Challenge
Work out how many lines in the listing below include the word "data"; answer with the number alone.
+-------+
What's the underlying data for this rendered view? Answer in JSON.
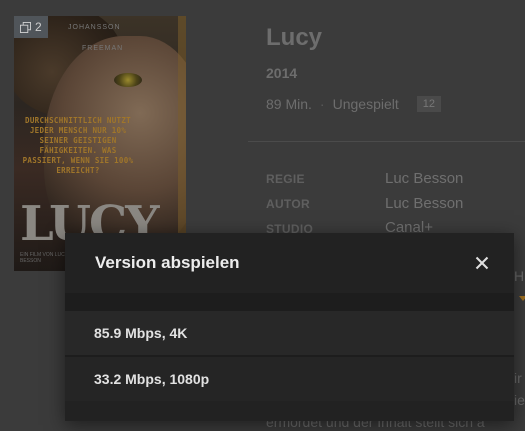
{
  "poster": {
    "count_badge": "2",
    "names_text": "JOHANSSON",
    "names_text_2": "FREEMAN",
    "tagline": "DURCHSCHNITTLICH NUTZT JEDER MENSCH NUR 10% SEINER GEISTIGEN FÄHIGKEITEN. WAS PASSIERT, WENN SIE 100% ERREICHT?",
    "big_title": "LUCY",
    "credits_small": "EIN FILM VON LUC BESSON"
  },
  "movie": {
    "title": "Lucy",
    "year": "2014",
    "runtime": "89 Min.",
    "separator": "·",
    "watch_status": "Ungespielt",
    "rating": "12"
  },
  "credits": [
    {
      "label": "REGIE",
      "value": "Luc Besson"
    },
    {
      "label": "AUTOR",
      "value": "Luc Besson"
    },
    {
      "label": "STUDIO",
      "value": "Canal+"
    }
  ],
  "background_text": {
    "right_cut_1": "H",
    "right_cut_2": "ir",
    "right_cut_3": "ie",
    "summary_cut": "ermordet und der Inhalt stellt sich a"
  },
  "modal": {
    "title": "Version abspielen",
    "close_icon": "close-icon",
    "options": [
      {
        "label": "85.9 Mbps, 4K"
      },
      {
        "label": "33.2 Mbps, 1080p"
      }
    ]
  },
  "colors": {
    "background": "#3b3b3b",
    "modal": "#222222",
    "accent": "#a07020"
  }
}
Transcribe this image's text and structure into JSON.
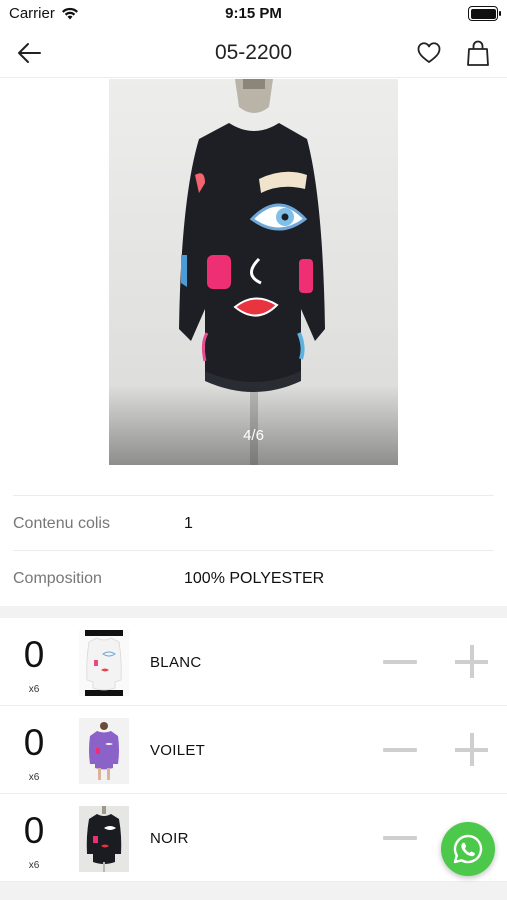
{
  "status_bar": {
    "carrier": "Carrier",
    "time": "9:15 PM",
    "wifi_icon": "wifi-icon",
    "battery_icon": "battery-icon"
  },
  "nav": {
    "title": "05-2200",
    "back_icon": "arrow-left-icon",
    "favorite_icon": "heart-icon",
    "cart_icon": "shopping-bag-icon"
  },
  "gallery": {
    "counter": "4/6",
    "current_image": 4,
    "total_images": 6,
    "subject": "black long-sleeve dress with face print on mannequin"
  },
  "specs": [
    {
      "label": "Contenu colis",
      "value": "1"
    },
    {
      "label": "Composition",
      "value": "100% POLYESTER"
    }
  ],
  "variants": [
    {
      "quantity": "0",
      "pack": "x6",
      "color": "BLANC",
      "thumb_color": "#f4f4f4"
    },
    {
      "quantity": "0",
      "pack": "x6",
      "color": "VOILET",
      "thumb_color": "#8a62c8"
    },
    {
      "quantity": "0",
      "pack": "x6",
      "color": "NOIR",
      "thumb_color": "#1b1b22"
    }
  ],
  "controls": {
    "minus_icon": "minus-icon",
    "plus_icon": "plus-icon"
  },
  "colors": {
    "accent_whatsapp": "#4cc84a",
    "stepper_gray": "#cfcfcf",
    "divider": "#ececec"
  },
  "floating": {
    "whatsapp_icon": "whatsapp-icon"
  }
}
+-------+
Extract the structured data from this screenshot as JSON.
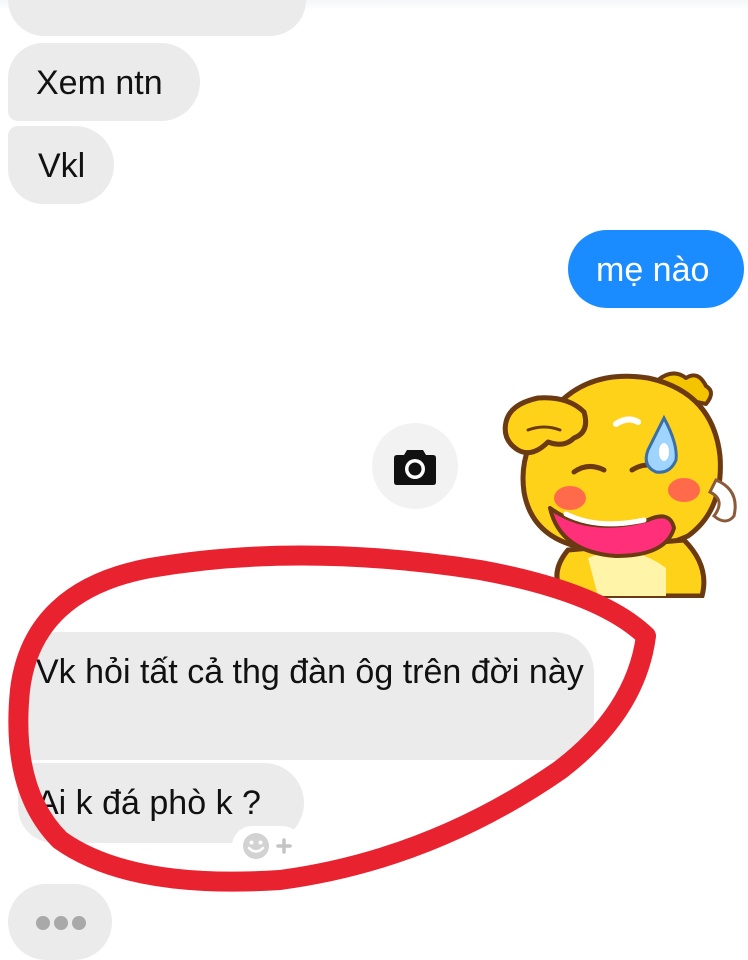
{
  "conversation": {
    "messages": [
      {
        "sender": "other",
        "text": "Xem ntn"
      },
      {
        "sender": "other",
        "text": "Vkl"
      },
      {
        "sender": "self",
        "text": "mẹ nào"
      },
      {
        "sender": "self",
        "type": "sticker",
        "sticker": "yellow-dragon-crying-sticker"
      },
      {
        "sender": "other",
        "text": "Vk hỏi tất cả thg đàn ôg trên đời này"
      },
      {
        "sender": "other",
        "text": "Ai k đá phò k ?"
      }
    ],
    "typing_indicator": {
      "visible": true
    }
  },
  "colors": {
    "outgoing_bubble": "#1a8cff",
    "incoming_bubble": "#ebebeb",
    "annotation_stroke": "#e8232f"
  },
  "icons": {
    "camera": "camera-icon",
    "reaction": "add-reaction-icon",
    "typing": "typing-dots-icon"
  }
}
+-------+
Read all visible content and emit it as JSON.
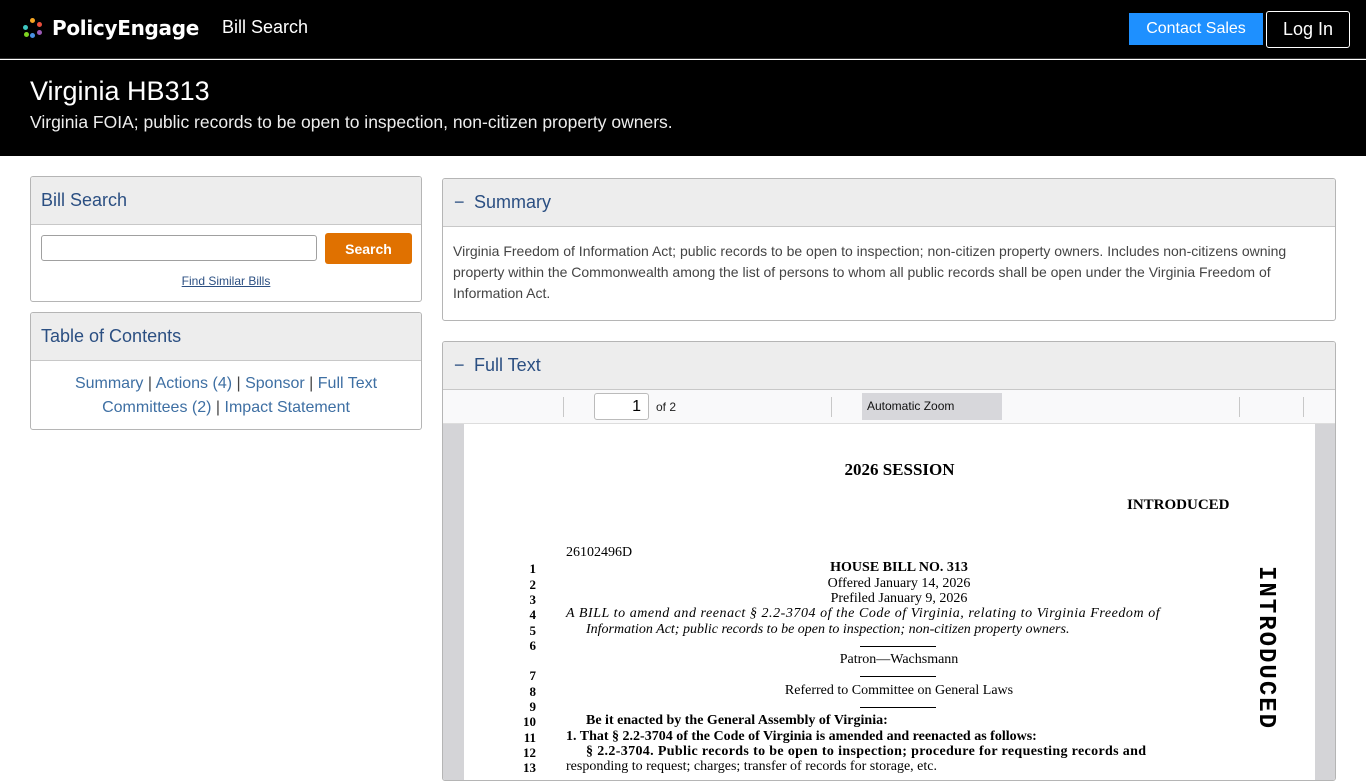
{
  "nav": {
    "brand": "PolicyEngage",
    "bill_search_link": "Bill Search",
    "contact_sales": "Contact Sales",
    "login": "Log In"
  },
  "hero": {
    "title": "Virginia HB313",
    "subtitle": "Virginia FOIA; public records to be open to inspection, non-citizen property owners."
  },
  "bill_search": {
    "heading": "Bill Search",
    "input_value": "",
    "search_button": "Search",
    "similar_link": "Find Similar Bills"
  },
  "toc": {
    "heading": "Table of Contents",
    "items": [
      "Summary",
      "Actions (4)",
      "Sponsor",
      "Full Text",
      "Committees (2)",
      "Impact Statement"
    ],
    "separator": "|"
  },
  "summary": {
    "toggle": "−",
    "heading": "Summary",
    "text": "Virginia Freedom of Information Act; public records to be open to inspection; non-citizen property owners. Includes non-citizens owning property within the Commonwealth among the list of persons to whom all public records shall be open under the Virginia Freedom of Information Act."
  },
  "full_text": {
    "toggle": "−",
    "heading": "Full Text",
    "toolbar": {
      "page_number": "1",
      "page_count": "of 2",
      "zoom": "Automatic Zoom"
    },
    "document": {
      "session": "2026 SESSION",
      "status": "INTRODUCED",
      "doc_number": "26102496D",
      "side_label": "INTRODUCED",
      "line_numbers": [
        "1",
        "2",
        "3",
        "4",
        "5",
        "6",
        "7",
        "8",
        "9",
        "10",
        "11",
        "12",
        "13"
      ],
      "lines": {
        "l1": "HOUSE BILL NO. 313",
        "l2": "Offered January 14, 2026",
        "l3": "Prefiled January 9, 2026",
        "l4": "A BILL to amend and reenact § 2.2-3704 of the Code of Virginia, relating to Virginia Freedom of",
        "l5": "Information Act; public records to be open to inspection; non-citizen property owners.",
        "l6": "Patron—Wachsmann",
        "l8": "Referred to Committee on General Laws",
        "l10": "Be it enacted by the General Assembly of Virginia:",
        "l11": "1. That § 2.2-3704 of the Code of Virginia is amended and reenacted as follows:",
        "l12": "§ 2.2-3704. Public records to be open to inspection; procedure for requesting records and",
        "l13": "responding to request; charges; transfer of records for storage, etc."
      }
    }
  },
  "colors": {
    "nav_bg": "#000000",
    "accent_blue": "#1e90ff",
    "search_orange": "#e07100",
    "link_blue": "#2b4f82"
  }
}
+-------+
Solution for this exercise
2